What the task requires:
Reproduce each line exactly.

— Begin Data rows —

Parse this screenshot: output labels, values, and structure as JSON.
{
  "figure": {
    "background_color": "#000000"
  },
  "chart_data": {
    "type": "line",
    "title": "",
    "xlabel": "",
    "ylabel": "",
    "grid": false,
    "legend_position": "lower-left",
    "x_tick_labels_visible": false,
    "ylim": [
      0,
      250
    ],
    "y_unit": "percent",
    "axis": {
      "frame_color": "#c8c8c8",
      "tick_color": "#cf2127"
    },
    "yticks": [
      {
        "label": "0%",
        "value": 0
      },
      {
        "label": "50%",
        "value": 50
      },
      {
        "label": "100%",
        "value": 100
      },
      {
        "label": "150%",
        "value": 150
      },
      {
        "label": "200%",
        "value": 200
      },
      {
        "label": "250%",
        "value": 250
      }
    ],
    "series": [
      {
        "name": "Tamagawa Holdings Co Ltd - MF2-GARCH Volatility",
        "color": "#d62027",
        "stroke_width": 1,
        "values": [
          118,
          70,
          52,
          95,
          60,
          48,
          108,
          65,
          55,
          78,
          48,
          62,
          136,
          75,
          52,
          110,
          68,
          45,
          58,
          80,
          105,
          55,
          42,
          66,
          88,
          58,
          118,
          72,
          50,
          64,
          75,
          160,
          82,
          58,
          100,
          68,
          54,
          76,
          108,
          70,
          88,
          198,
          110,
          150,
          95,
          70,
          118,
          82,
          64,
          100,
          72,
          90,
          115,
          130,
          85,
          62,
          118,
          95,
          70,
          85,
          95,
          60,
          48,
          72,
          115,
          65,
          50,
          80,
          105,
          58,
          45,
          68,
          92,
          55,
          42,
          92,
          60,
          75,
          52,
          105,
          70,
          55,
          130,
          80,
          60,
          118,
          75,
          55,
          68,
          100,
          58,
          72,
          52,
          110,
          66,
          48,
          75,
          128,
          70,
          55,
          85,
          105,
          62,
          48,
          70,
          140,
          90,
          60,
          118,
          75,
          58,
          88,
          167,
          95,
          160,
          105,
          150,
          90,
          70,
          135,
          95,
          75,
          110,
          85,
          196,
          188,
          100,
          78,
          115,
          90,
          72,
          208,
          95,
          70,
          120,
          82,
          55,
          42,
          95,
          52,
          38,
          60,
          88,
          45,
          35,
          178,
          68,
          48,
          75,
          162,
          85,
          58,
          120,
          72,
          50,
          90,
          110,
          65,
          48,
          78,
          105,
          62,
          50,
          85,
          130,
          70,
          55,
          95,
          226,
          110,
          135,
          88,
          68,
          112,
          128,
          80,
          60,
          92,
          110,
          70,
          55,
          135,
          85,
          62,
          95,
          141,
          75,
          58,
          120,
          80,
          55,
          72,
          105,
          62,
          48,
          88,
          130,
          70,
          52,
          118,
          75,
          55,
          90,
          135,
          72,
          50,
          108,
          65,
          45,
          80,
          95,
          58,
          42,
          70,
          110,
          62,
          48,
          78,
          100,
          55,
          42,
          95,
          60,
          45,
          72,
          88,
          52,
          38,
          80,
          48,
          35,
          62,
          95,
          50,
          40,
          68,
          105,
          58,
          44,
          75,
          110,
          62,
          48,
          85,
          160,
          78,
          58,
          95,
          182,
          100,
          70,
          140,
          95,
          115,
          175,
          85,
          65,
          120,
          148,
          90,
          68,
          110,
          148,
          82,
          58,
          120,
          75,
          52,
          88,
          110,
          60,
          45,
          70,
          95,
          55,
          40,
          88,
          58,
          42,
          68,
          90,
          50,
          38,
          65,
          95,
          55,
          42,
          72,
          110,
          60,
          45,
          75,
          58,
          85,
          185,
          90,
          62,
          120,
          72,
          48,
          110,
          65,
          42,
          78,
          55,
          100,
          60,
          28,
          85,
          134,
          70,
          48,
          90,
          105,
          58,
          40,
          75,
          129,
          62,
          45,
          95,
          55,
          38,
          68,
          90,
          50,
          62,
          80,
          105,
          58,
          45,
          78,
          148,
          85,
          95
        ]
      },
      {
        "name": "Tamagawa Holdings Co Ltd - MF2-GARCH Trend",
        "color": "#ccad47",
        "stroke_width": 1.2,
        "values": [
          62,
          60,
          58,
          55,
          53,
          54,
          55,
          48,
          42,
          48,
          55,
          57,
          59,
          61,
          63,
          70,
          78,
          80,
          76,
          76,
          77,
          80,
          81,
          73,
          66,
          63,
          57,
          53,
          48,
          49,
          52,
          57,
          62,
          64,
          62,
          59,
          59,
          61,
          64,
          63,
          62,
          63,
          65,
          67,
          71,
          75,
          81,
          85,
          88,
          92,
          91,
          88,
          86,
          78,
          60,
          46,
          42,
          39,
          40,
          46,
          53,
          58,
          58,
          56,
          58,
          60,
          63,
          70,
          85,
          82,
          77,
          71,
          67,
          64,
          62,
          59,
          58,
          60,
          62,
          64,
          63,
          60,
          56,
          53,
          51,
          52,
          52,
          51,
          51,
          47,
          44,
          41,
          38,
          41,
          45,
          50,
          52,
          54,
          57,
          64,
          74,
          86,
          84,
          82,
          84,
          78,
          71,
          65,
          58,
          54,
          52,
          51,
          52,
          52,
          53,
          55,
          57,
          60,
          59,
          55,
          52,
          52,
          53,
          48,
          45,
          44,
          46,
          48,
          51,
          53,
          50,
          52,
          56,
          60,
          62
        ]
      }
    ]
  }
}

— End Data rows —

Exercise response:
Parse this screenshot: output labels, values, and structure as JSON.
{
  "figure": {
    "background_color": "#000000"
  },
  "chart_data": {
    "type": "line",
    "title": "",
    "xlabel": "",
    "ylabel": "",
    "grid": false,
    "legend_position": "lower-left",
    "x_tick_labels_visible": false,
    "ylim": [
      0,
      250
    ],
    "y_unit": "percent",
    "axis": {
      "frame_color": "#c8c8c8",
      "tick_color": "#cf2127"
    },
    "yticks": [
      {
        "label": "0%",
        "value": 0
      },
      {
        "label": "50%",
        "value": 50
      },
      {
        "label": "100%",
        "value": 100
      },
      {
        "label": "150%",
        "value": 150
      },
      {
        "label": "200%",
        "value": 200
      },
      {
        "label": "250%",
        "value": 250
      }
    ],
    "series": [
      {
        "name": "Tamagawa Holdings Co Ltd - MF2-GARCH Volatility",
        "color": "#d62027",
        "stroke_width": 1,
        "values": [
          118,
          70,
          52,
          95,
          60,
          48,
          108,
          65,
          55,
          78,
          48,
          62,
          136,
          75,
          52,
          110,
          68,
          45,
          58,
          80,
          105,
          55,
          42,
          66,
          88,
          58,
          118,
          72,
          50,
          64,
          75,
          160,
          82,
          58,
          100,
          68,
          54,
          76,
          108,
          70,
          88,
          198,
          110,
          150,
          95,
          70,
          118,
          82,
          64,
          100,
          72,
          90,
          115,
          130,
          85,
          62,
          118,
          95,
          70,
          85,
          95,
          60,
          48,
          72,
          115,
          65,
          50,
          80,
          105,
          58,
          45,
          68,
          92,
          55,
          42,
          92,
          60,
          75,
          52,
          105,
          70,
          55,
          130,
          80,
          60,
          118,
          75,
          55,
          68,
          100,
          58,
          72,
          52,
          110,
          66,
          48,
          75,
          128,
          70,
          55,
          85,
          105,
          62,
          48,
          70,
          140,
          90,
          60,
          118,
          75,
          58,
          88,
          167,
          95,
          160,
          105,
          150,
          90,
          70,
          135,
          95,
          75,
          110,
          85,
          196,
          188,
          100,
          78,
          115,
          90,
          72,
          208,
          95,
          70,
          120,
          82,
          55,
          42,
          95,
          52,
          38,
          60,
          88,
          45,
          35,
          178,
          68,
          48,
          75,
          162,
          85,
          58,
          120,
          72,
          50,
          90,
          110,
          65,
          48,
          78,
          105,
          62,
          50,
          85,
          130,
          70,
          55,
          95,
          226,
          110,
          135,
          88,
          68,
          112,
          128,
          80,
          60,
          92,
          110,
          70,
          55,
          135,
          85,
          62,
          95,
          141,
          75,
          58,
          120,
          80,
          55,
          72,
          105,
          62,
          48,
          88,
          130,
          70,
          52,
          118,
          75,
          55,
          90,
          135,
          72,
          50,
          108,
          65,
          45,
          80,
          95,
          58,
          42,
          70,
          110,
          62,
          48,
          78,
          100,
          55,
          42,
          95,
          60,
          45,
          72,
          88,
          52,
          38,
          80,
          48,
          35,
          62,
          95,
          50,
          40,
          68,
          105,
          58,
          44,
          75,
          110,
          62,
          48,
          85,
          160,
          78,
          58,
          95,
          182,
          100,
          70,
          140,
          95,
          115,
          175,
          85,
          65,
          120,
          148,
          90,
          68,
          110,
          148,
          82,
          58,
          120,
          75,
          52,
          88,
          110,
          60,
          45,
          70,
          95,
          55,
          40,
          88,
          58,
          42,
          68,
          90,
          50,
          38,
          65,
          95,
          55,
          42,
          72,
          110,
          60,
          45,
          75,
          58,
          85,
          185,
          90,
          62,
          120,
          72,
          48,
          110,
          65,
          42,
          78,
          55,
          100,
          60,
          28,
          85,
          134,
          70,
          48,
          90,
          105,
          58,
          40,
          75,
          129,
          62,
          45,
          95,
          55,
          38,
          68,
          90,
          50,
          62,
          80,
          105,
          58,
          45,
          78,
          148,
          85,
          95
        ]
      },
      {
        "name": "Tamagawa Holdings Co Ltd - MF2-GARCH Trend",
        "color": "#ccad47",
        "stroke_width": 1.2,
        "values": [
          62,
          60,
          58,
          55,
          53,
          54,
          55,
          48,
          42,
          48,
          55,
          57,
          59,
          61,
          63,
          70,
          78,
          80,
          76,
          76,
          77,
          80,
          81,
          73,
          66,
          63,
          57,
          53,
          48,
          49,
          52,
          57,
          62,
          64,
          62,
          59,
          59,
          61,
          64,
          63,
          62,
          63,
          65,
          67,
          71,
          75,
          81,
          85,
          88,
          92,
          91,
          88,
          86,
          78,
          60,
          46,
          42,
          39,
          40,
          46,
          53,
          58,
          58,
          56,
          58,
          60,
          63,
          70,
          85,
          82,
          77,
          71,
          67,
          64,
          62,
          59,
          58,
          60,
          62,
          64,
          63,
          60,
          56,
          53,
          51,
          52,
          52,
          51,
          51,
          47,
          44,
          41,
          38,
          41,
          45,
          50,
          52,
          54,
          57,
          64,
          74,
          86,
          84,
          82,
          84,
          78,
          71,
          65,
          58,
          54,
          52,
          51,
          52,
          52,
          53,
          55,
          57,
          60,
          59,
          55,
          52,
          52,
          53,
          48,
          45,
          44,
          46,
          48,
          51,
          53,
          50,
          52,
          56,
          60,
          62
        ]
      }
    ]
  }
}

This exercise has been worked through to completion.